## Records for this task
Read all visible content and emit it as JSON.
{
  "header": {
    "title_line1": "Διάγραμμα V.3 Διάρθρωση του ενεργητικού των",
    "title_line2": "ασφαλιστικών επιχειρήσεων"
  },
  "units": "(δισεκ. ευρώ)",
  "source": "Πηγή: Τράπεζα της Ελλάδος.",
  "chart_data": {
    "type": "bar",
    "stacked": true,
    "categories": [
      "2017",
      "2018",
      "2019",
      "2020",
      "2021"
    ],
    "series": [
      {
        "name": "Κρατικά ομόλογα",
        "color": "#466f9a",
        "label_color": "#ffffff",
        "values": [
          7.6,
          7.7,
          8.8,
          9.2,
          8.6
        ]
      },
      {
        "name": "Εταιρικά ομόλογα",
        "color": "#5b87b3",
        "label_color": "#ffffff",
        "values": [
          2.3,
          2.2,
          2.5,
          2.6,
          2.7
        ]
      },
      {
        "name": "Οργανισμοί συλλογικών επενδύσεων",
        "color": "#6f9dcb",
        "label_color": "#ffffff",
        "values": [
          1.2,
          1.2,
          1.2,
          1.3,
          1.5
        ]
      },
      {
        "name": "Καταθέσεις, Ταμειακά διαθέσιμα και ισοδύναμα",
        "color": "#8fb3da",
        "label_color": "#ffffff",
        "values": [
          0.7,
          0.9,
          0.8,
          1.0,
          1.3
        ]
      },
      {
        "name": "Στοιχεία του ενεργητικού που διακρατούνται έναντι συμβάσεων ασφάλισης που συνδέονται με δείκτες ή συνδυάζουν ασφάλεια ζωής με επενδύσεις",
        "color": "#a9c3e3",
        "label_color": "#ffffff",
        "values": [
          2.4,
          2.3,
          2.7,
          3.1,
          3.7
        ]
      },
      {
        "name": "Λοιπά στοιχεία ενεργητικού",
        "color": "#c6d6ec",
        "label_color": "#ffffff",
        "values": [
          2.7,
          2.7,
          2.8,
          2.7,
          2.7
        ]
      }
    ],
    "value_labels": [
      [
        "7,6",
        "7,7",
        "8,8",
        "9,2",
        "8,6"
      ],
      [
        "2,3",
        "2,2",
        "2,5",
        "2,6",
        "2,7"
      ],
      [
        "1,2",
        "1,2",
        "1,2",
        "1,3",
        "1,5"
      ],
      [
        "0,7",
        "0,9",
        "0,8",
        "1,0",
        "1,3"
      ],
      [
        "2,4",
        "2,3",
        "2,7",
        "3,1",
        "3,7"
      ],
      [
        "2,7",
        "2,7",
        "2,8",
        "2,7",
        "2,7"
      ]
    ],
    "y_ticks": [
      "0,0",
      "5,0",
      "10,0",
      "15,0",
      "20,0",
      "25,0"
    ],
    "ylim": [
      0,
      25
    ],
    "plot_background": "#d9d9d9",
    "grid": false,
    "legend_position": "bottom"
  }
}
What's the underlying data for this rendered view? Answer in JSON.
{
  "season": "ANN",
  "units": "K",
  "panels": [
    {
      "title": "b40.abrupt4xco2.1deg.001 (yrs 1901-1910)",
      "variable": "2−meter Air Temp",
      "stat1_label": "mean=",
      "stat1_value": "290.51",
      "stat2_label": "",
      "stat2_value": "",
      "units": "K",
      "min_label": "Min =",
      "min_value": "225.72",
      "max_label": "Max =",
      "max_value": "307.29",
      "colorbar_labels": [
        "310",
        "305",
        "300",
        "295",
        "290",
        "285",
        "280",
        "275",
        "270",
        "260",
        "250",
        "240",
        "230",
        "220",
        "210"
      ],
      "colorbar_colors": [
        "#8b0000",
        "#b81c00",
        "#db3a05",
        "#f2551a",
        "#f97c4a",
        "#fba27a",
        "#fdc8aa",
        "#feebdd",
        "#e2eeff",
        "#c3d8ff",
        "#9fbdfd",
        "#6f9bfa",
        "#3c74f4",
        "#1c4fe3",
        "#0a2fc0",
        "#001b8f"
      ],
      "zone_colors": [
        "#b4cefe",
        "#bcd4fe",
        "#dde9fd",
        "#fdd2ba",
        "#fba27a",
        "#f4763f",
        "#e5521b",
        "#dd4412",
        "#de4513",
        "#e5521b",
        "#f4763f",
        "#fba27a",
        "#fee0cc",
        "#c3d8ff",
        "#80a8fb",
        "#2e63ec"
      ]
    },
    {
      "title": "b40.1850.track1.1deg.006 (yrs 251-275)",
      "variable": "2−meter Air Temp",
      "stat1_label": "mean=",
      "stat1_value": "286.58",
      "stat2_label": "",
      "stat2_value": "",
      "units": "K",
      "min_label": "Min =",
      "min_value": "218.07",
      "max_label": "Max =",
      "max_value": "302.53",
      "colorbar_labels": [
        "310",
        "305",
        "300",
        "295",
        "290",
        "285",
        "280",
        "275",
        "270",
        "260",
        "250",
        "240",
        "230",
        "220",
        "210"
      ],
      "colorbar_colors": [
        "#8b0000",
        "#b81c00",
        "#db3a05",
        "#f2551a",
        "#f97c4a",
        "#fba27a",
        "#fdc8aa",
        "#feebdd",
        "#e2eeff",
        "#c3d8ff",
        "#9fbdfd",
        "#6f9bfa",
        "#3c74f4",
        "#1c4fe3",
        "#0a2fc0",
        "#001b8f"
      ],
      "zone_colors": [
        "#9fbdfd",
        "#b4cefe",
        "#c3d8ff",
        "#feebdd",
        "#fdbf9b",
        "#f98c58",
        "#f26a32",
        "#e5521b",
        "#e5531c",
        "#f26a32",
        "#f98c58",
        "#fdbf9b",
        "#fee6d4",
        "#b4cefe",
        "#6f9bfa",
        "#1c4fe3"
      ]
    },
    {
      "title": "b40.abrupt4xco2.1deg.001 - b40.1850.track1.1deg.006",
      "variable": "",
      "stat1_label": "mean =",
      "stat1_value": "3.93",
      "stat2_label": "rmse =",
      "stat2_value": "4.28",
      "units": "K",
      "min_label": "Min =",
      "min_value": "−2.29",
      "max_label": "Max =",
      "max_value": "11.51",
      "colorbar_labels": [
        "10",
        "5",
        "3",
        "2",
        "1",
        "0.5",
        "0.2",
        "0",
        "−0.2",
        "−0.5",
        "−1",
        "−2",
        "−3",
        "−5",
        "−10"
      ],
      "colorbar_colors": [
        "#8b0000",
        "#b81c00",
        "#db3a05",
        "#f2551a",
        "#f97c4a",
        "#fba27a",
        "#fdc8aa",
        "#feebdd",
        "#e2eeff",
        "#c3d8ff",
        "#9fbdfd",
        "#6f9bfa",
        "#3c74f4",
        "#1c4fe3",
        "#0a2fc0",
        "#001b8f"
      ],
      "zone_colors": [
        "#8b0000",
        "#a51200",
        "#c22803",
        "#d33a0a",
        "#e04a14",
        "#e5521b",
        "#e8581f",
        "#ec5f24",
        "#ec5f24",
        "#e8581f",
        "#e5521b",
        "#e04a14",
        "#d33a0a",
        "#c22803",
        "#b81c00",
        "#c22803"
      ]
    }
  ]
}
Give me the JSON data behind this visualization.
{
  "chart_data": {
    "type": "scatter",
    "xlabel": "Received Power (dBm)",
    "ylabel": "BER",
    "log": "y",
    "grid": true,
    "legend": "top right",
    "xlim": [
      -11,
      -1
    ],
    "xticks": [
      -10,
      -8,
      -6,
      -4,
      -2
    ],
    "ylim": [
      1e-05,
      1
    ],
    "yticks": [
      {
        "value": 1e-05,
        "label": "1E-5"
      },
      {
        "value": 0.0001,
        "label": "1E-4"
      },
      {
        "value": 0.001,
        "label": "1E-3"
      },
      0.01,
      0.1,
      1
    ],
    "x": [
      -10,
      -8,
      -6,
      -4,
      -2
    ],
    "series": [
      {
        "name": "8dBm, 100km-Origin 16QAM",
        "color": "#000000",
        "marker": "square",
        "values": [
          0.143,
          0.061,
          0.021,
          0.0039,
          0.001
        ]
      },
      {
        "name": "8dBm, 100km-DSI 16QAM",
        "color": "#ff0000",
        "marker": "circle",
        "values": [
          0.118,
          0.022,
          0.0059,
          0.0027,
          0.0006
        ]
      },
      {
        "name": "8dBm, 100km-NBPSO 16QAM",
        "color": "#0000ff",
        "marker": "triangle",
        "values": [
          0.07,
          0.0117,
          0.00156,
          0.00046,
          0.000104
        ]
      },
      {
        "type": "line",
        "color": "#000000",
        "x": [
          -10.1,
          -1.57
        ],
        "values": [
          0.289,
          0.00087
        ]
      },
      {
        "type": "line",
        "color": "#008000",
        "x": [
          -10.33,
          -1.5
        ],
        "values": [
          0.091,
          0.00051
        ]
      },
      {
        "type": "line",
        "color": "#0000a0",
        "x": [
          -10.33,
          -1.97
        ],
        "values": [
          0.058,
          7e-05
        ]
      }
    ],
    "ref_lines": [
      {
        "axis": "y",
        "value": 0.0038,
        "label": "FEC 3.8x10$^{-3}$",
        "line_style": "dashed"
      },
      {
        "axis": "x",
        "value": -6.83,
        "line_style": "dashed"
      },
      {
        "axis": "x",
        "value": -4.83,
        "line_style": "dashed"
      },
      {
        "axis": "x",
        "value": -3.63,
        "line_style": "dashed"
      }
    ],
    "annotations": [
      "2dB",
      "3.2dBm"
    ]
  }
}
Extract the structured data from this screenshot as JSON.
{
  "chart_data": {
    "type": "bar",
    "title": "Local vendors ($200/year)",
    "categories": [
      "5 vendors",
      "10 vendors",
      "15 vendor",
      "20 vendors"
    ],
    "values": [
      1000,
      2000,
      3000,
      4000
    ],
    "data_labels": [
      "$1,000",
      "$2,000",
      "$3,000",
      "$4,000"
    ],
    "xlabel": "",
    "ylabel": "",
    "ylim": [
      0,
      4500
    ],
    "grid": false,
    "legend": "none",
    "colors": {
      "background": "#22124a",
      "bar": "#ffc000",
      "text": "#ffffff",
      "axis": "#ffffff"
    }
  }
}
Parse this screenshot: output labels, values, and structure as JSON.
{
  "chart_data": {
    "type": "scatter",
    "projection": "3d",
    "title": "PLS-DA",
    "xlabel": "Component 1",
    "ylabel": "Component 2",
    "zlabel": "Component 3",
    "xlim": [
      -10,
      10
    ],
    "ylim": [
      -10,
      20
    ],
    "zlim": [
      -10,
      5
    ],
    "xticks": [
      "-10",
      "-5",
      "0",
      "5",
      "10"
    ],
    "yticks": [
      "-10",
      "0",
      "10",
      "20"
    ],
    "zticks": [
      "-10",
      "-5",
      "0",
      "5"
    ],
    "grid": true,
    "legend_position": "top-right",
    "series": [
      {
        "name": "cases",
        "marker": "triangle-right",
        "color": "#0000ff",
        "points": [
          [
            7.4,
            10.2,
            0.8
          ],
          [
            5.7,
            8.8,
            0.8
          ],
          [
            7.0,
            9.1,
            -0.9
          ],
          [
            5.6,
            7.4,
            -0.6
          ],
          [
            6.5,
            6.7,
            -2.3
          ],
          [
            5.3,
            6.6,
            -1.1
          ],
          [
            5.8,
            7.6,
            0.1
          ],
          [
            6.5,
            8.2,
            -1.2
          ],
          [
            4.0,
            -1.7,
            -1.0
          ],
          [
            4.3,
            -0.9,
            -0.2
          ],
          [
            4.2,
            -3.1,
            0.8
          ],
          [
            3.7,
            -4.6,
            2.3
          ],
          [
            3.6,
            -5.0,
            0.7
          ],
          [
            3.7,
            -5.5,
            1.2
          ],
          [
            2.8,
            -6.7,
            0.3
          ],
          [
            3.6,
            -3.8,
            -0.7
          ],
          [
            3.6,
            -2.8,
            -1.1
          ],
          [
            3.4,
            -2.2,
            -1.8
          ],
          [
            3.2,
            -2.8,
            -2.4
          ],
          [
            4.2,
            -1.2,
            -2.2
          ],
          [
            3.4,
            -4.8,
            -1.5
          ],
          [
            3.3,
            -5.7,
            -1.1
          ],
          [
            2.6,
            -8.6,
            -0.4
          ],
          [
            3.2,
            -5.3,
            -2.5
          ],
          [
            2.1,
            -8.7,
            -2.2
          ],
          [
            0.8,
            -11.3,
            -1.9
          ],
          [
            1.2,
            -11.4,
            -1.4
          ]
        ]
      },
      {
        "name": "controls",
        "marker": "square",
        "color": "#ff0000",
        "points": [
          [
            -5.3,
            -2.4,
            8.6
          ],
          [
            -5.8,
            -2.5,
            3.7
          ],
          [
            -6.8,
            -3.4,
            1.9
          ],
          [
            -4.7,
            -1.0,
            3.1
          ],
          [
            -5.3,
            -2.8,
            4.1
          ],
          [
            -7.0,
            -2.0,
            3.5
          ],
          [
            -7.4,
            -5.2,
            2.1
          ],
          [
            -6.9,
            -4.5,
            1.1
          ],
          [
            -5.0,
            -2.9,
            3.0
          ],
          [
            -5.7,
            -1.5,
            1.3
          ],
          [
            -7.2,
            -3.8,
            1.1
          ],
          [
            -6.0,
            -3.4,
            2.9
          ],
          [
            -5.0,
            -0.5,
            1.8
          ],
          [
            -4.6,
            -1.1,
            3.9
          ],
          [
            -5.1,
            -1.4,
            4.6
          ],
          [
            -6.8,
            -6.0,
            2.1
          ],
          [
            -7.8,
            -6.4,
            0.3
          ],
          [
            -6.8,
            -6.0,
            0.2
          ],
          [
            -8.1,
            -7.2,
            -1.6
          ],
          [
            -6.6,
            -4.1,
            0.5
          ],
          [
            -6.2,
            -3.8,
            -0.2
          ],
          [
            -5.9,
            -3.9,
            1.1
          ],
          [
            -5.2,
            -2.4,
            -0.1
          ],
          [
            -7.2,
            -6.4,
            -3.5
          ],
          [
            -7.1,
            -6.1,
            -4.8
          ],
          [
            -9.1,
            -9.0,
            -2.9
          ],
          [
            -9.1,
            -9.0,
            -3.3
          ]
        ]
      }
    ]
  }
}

## Request
What is the number of lines above that hold the string "ενεργητικού"? Answer with that number alone.

## The response
3